WHAT YOU WILL DO: The records below must be retyped exactly.

Data entries
= = = = = = =

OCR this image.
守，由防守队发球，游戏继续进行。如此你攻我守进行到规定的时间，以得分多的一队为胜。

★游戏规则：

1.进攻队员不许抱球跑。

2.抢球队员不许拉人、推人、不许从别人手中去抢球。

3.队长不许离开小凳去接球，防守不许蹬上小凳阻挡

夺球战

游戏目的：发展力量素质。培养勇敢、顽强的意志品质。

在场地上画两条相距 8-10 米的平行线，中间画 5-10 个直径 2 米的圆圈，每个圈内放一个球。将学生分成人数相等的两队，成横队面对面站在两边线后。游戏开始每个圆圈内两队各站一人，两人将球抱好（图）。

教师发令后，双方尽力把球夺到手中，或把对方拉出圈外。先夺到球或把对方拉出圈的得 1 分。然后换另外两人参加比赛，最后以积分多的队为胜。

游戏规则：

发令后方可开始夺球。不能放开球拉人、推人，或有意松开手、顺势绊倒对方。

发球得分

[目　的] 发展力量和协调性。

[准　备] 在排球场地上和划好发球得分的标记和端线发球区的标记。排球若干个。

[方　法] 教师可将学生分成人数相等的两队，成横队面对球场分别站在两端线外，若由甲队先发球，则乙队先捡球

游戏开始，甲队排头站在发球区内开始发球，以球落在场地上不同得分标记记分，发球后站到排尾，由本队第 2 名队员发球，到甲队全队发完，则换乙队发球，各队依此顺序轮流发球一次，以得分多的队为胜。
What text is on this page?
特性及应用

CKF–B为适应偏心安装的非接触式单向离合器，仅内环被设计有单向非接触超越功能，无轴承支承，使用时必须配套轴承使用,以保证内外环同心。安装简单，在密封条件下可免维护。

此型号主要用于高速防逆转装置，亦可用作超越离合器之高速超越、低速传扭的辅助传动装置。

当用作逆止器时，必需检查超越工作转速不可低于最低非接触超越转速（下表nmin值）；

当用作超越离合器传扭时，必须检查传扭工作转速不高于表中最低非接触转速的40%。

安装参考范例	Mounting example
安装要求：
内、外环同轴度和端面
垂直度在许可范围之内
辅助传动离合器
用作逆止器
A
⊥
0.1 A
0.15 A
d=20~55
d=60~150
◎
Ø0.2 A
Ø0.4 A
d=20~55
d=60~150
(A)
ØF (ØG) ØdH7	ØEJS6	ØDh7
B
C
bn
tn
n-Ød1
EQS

= = = = = = =

REPLY TO THE TASK:
OCR this image.
守，由防守队发球，游戏继续进行。如此你攻我守进行到规定的时间，以得分多的一队为胜。

★游戏规则：

1.进攻队员不许抱球跑。

2.抢球队员不许拉人、推人、不许从别人手中去抢球。

3.队长不许离开小凳去接球，防守不许蹬上小凳阻挡

夺球战

游戏目的：发展力量素质。培养勇敢、顽强的意志品质。

在场地上画两条相距 8-10 米的平行线，中间画 5-10 个直径 2 米的圆圈，每个圈内放一个球。将学生分成人数相等的两队，成横队面对面站在两边线后。游戏开始每个圆圈内两队各站一人，两人将球抱好（图）。

教师发令后，双方尽力把球夺到手中，或把对方拉出圈外。先夺到球或把对方拉出圈的得 1 分。然后换另外两人参加比赛，最后以积分多的队为胜。

游戏规则：

发令后方可开始夺球。不能放开球拉人、推人，或有意松开手、顺势绊倒对方。

发球得分

[目　的] 发展力量和协调性。

[准　备] 在排球场地上和划好发球得分的标记和端线发球区的标记。排球若干个。

[方　法] 教师可将学生分成人数相等的两队，成横队面对球场分别站在两端线外，若由甲队先发球，则乙队先捡球

游戏开始，甲队排头站在发球区内开始发球，以球落在场地上不同得分标记记分，发球后站到排尾，由本队第 2 名队员发球，到甲队全队发完，则换乙队发球，各队依此顺序轮流发球一次，以得分多的队为胜。
What text is on this page?
特性及应用

CKF–B为适应偏心安装的非接触式单向离合器，仅内环被设计有单向非接触超越功能，无轴承支承，使用时必须配套轴承使用,以保证内外环同心。安装简单，在密封条件下可免维护。

此型号主要用于高速防逆转装置，亦可用作超越离合器之高速超越、低速传扭的辅助传动装置。

当用作逆止器时，必需检查超越工作转速不可低于最低非接触超越转速（下表nmin值）；

当用作超越离合器传扭时，必须检查传扭工作转速不高于表中最低非接触转速的40%。

安装参考范例	Mounting example
安装要求：
内、外环同轴度和端面
垂直度在许可范围之内
辅助传动离合器
用作逆止器
A
⊥
0.1 A
0.15 A
d=20~55
d=60~150
◎
Ø0.2 A
Ø0.4 A
d=20~55
d=60~150
(A)
ØF (ØG) ØdH7	ØEJS6	ØDh7
B
C
bn
tn
n-Ød1
EQS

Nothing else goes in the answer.